## Start Data entries

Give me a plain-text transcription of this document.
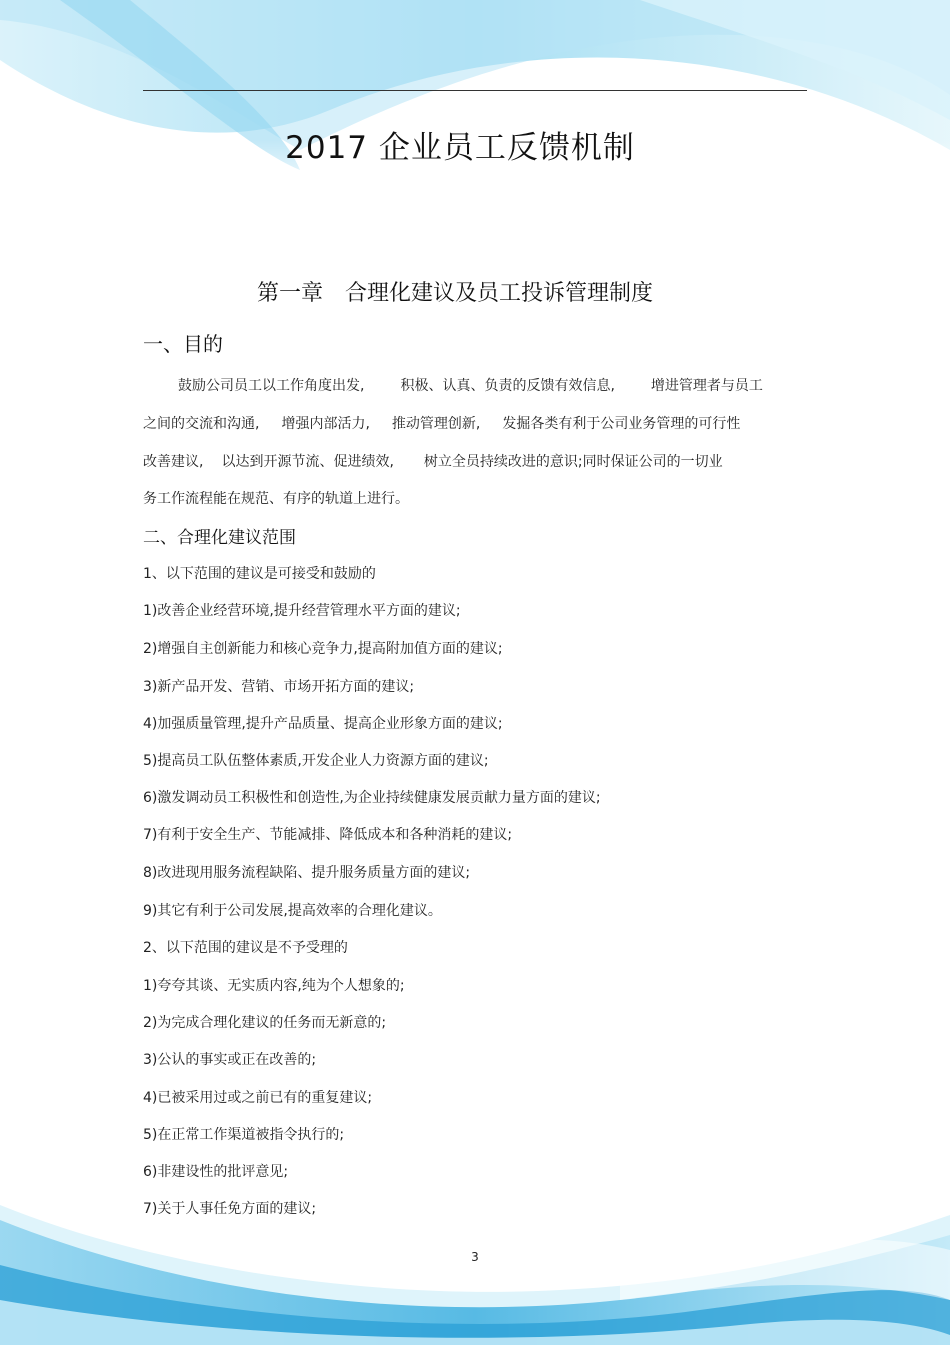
2017 企业员工反馈机制
第一章 合理化建议及员工投诉管理制度
一、目的
鼓励公司员工以工作角度出发,	积极、认真、负责的反馈有效信息,	增进管理者与员工
之间的交流和沟通, 增强内部活力, 推动管理创新, 发掘各类有利于公司业务管理的可行性
改善建议, 以达到开源节流、促进绩效, 树立全员持续改进的意识;同时保证公司的一切业
务工作流程能在规范、有序的轨道上进行。
二、合理化建议范围
1、以下范围的建议是可接受和鼓励的
1)改善企业经营环境,提升经营管理水平方面的建议;
2)增强自主创新能力和核心竞争力,提高附加值方面的建议;
3)新产品开发、营销、市场开拓方面的建议;
4)加强质量管理,提升产品质量、提高企业形象方面的建议;
5)提高员工队伍整体素质,开发企业人力资源方面的建议;
6)激发调动员工积极性和创造性,为企业持续健康发展贡献力量方面的建议;
7)有利于安全生产、节能减排、降低成本和各种消耗的建议;
8)改进现用服务流程缺陷、提升服务质量方面的建议;
9)其它有利于公司发展,提高效率的合理化建议。
2、以下范围的建议是不予受理的
1)夸夸其谈、无实质内容,纯为个人想象的;
2)为完成合理化建议的任务而无新意的;
3)公认的事实或正在改善的;
4)已被采用过或之前已有的重复建议;
5)在正常工作渠道被指令执行的;
6)非建设性的批评意见;
7)关于人事任免方面的建议;
3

## End Data entries

_Your goal_
Replicate the material above verbatim; images stay out of the copy.

_Problem solution_
Give me a plain-text transcription of this document.
2017 企业员工反馈机制
第一章 合理化建议及员工投诉管理制度
一、目的
鼓励公司员工以工作角度出发,	积极、认真、负责的反馈有效信息,	增进管理者与员工
之间的交流和沟通, 增强内部活力, 推动管理创新, 发掘各类有利于公司业务管理的可行性
改善建议, 以达到开源节流、促进绩效, 树立全员持续改进的意识;同时保证公司的一切业
务工作流程能在规范、有序的轨道上进行。
二、合理化建议范围
1、以下范围的建议是可接受和鼓励的
1)改善企业经营环境,提升经营管理水平方面的建议;
2)增强自主创新能力和核心竞争力,提高附加值方面的建议;
3)新产品开发、营销、市场开拓方面的建议;
4)加强质量管理,提升产品质量、提高企业形象方面的建议;
5)提高员工队伍整体素质,开发企业人力资源方面的建议;
6)激发调动员工积极性和创造性,为企业持续健康发展贡献力量方面的建议;
7)有利于安全生产、节能减排、降低成本和各种消耗的建议;
8)改进现用服务流程缺陷、提升服务质量方面的建议;
9)其它有利于公司发展,提高效率的合理化建议。
2、以下范围的建议是不予受理的
1)夸夸其谈、无实质内容,纯为个人想象的;
2)为完成合理化建议的任务而无新意的;
3)公认的事实或正在改善的;
4)已被采用过或之前已有的重复建议;
5)在正常工作渠道被指令执行的;
6)非建设性的批评意见;
7)关于人事任免方面的建议;
3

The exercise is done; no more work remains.